Write every record out again exactly, and keep images out of it.

DATA PROVIDED:
☆ ☆ ☆
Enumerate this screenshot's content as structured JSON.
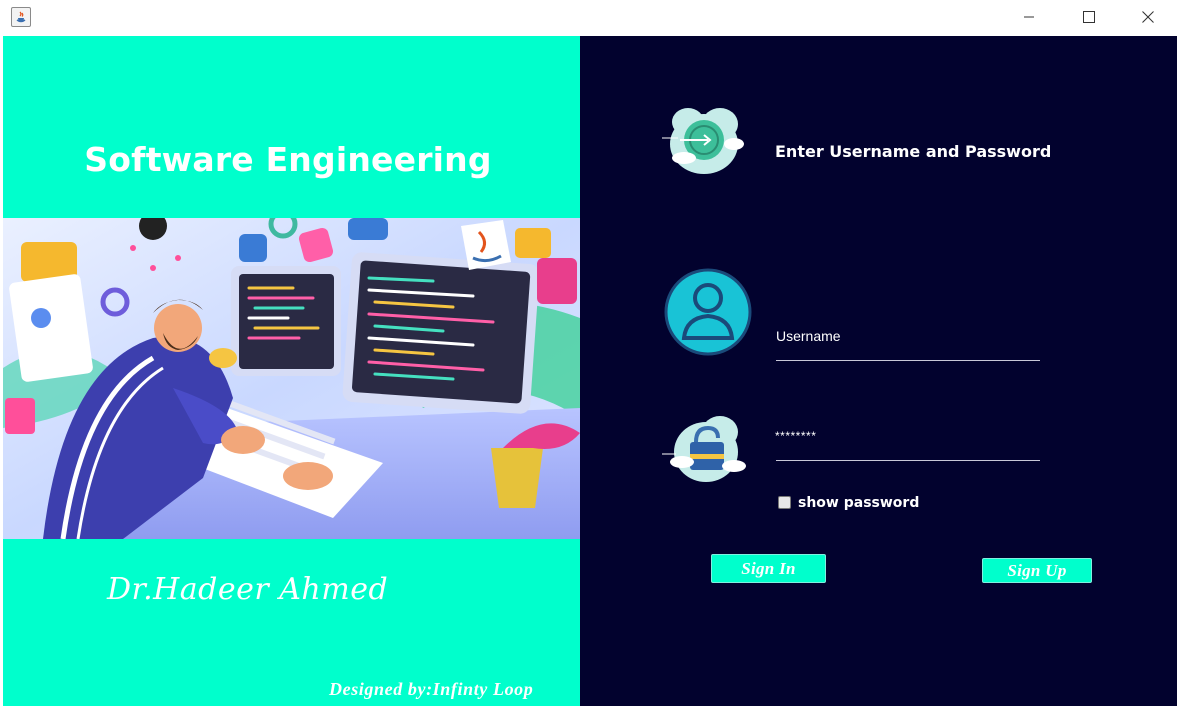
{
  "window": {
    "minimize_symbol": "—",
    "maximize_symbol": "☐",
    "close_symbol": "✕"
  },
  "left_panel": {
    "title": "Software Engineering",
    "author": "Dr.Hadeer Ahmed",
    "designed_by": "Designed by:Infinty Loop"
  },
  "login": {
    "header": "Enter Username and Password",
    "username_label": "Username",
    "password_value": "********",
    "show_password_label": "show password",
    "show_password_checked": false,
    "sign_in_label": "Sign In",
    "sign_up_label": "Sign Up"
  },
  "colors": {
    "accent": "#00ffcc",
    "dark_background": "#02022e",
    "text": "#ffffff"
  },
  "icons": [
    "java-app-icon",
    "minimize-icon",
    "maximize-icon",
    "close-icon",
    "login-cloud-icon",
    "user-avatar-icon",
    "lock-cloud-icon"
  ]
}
☆ ☆ ☆
RESULT OF THIS TASK:
Enumerate this screenshot's content as structured JSON.
{
  "window": {
    "minimize_symbol": "—",
    "maximize_symbol": "☐",
    "close_symbol": "✕"
  },
  "left_panel": {
    "title": "Software Engineering",
    "author": "Dr.Hadeer Ahmed",
    "designed_by": "Designed by:Infinty Loop"
  },
  "login": {
    "header": "Enter Username and Password",
    "username_label": "Username",
    "password_value": "********",
    "show_password_label": "show password",
    "show_password_checked": false,
    "sign_in_label": "Sign In",
    "sign_up_label": "Sign Up"
  },
  "colors": {
    "accent": "#00ffcc",
    "dark_background": "#02022e",
    "text": "#ffffff"
  },
  "icons": [
    "java-app-icon",
    "minimize-icon",
    "maximize-icon",
    "close-icon",
    "login-cloud-icon",
    "user-avatar-icon",
    "lock-cloud-icon"
  ]
}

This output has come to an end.